## PASSAGE
::::::::
Open MPI logo

Open MPI User's Mailing List Archives

  |   Home   |   Support   |   FAQ   |   all Open MPI User's mailing list

From: Patrick Jessee (pj_at_[hidden])
Date: 2006-06-28 10:31:36


Brian Barrett wrote:

>On Wed, 2006-06-28 at 09:43 -0400, Patrick Jessee wrote:
>
>
>>Hello. I've tracked down the source of the previously reported startup
>>problem with Openmpi 1.1. On startup, it fails with the messages:
>>
>>mca_oob_tcp_accept: accept() failed with errno 9.
>> :
>>
>>This didn't happen with 1.0.2.
>>
>>The trigger for this behavior is if standard input happens to be closed
>>before calling mpirun. In this particular case, mpirun was being
>>started by a wrapper Bourne shell script that had standard input
>>closed. It's fairly easy to reproduce. Interestingly, the problem is
>>not seen if standard input is opened from an arbitrary device such as
>>/dev/null.
>>
>>This is the first MPI with which we've seen this behavior, and it didn't
>>happen with 1.0.2 so something must have been introduced in 1.1.
>>Perhaps 1.1 makes some assumptions about the state of the standard file
>>descriptors.
>>
>>Hopefully this feedback is helpful to someone in resolving the problem.
>>
>>
>
>Yup, in order to fix some other things with standard input that users
>rightly were complaining about, we changed some standard input handling
>between 1.0.2 and 1.1. My recommendation is to just tie it to /dev/null
>instead. We're unlikely to fix this issue in the near future.
>
>
Thanks for the reply. We can work around the issue in the near future;
however, this seems like a restriction/assumption that could possibly be
addressed in OpenMPI in the long run. (It's easy to work-around/avoid
once you know what the issue/restriction is, but tracking down the
problem takes some time.) Anyway, perhaps this it could be placed on a
todo list so it doesn't get lost. I'd be happy to provide any
additional information if needed.

Regards,

Patrick
::::::::
## RECORDED INFORMATION
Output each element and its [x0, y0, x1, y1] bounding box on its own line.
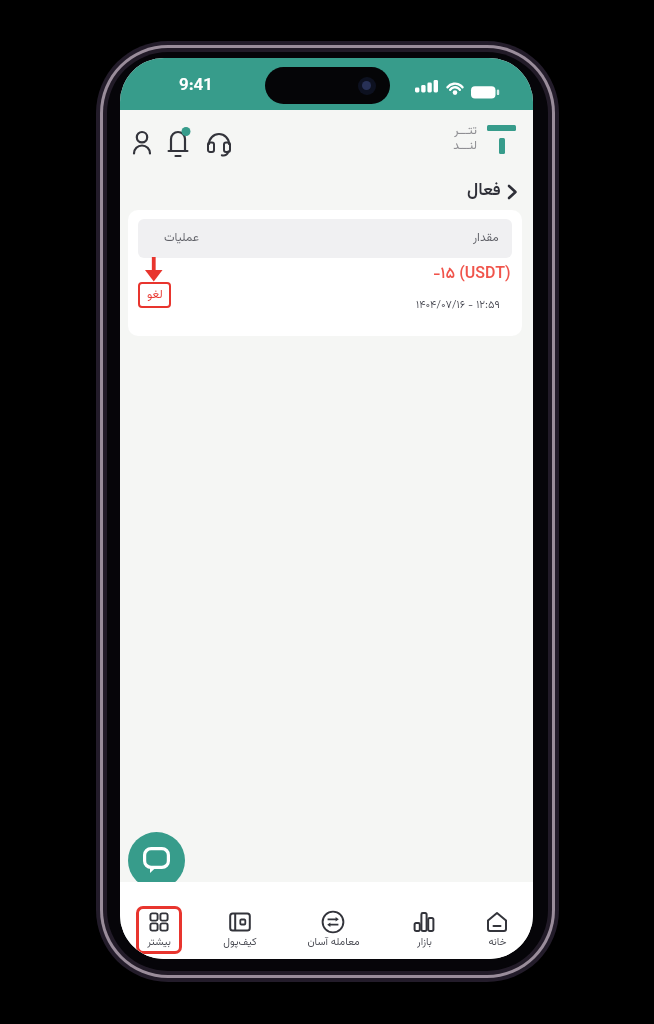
::::::::
## COMPLETE THE FOLLOWING
(1) Repeat the mailing list post from "Date: 2006-06-28 10:31:36" up to and including "with errno 9.".
(2) Answer these questions using the mailing list post:
(a) What error message appears when Open MPI 1.1 fails on startup?
(b) Which earlier version did not show this behavior?
(c) What does Brian Barrett recommend tying standard input to?
The material has no part in this exercise.

## SOLVED PROBLEMS
(1)
Date: 2006-06-28 10:31:36


Brian Barrett wrote:

>On Wed, 2006-06-28 at 09:43 -0400, Patrick Jessee wrote:
>
>
>>Hello. I've tracked down the source of the previously reported startup
>>problem with Openmpi 1.1. On startup, it fails with the messages:
>>
>>mca_oob_tcp_accept: accept() failed with errno 9.

(2)
(a) mca_oob_tcp_accept: accept() failed with errno 9.
(b) 1.0.2
(c) /dev/null